---------- ENTRIES PROVIDED

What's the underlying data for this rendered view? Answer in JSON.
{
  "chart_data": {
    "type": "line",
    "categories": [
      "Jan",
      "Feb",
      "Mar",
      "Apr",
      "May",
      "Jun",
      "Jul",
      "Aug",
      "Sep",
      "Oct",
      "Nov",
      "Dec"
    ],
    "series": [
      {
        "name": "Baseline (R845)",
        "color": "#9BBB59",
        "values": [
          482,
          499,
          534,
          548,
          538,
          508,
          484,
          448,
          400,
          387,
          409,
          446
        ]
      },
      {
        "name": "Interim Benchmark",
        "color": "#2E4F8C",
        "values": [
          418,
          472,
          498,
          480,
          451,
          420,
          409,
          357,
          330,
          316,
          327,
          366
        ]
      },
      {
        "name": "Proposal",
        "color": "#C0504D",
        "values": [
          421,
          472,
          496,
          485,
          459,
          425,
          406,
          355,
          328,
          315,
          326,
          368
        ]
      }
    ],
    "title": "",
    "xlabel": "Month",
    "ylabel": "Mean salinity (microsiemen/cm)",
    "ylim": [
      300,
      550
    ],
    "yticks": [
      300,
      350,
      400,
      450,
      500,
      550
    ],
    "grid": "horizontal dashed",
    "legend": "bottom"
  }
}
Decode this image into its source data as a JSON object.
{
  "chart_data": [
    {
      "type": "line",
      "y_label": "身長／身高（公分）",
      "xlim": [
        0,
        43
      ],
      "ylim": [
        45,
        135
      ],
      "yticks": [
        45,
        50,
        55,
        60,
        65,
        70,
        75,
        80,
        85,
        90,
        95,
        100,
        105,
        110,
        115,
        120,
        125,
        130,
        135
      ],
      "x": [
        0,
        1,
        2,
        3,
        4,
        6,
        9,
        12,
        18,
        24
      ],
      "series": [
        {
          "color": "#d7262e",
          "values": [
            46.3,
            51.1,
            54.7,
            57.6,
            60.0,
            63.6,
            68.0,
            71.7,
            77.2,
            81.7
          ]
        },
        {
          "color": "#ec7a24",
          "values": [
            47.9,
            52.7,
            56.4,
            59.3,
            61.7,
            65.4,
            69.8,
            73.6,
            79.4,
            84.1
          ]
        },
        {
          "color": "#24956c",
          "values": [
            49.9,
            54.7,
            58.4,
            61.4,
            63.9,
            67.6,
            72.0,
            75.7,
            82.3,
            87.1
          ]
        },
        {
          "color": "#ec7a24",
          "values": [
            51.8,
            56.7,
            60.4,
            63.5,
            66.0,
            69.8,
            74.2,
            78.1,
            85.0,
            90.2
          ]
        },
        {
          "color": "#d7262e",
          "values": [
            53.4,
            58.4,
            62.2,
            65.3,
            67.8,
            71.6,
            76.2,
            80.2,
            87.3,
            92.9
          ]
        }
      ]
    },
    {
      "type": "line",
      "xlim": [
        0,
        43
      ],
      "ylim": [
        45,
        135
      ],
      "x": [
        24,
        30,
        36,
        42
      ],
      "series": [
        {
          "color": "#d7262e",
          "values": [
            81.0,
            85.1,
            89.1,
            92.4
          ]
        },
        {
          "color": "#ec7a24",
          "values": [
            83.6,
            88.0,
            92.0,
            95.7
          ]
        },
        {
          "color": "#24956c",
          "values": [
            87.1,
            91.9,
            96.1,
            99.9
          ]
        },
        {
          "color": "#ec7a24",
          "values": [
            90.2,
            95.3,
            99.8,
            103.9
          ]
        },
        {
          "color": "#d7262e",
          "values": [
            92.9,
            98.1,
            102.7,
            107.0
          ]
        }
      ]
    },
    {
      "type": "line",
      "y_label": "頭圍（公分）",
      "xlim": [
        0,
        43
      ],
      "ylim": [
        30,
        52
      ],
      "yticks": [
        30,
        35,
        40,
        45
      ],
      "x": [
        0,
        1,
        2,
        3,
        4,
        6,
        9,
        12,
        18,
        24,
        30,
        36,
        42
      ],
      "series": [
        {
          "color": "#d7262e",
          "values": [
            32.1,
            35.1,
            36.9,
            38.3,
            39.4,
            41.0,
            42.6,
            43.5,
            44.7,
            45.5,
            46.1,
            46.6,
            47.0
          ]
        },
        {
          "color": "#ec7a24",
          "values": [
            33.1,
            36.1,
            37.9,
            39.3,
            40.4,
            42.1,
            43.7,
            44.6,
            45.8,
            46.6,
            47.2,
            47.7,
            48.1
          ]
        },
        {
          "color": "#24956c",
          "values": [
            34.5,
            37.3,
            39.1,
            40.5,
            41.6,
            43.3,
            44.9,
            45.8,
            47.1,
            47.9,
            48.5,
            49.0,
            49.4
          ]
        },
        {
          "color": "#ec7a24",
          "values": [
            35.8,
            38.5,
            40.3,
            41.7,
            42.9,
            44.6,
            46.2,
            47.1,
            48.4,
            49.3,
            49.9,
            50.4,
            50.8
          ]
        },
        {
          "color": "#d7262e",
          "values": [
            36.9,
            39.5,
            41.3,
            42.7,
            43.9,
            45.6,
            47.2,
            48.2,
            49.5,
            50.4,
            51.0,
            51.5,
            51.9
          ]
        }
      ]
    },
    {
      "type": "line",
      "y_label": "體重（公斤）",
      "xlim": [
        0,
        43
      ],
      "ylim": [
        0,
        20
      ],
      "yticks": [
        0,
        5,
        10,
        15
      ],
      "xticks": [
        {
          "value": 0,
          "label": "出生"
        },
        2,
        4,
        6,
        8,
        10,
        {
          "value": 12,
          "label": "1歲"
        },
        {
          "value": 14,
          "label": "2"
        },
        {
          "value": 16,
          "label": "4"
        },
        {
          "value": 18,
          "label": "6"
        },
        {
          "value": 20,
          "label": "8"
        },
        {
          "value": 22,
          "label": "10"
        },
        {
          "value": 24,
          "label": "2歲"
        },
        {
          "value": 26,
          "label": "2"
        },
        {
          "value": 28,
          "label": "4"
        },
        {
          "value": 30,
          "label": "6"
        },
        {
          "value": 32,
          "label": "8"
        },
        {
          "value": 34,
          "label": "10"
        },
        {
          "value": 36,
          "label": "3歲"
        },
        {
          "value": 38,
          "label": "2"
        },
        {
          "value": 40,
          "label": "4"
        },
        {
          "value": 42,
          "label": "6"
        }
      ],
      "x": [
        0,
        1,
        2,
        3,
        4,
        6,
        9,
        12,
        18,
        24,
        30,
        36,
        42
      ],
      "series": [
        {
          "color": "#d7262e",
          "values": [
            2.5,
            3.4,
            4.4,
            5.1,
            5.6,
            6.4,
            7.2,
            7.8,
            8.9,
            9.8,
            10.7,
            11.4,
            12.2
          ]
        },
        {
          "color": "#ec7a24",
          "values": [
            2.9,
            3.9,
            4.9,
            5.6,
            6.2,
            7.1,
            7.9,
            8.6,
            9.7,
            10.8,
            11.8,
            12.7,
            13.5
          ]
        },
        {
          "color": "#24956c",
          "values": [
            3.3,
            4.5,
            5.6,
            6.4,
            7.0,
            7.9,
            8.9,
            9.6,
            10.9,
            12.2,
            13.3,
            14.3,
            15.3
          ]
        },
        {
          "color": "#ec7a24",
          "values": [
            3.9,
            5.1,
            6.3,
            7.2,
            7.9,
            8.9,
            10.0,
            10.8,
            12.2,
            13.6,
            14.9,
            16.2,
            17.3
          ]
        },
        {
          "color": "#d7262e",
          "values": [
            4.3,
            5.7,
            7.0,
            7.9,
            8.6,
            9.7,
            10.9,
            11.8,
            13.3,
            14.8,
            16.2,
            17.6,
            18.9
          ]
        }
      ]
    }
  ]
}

--------------------

### STATED GOAL
Report the number of lines in the listing that include the string "name"; give nothing but the number.

### SOLUTION TO THE EXERCISE
3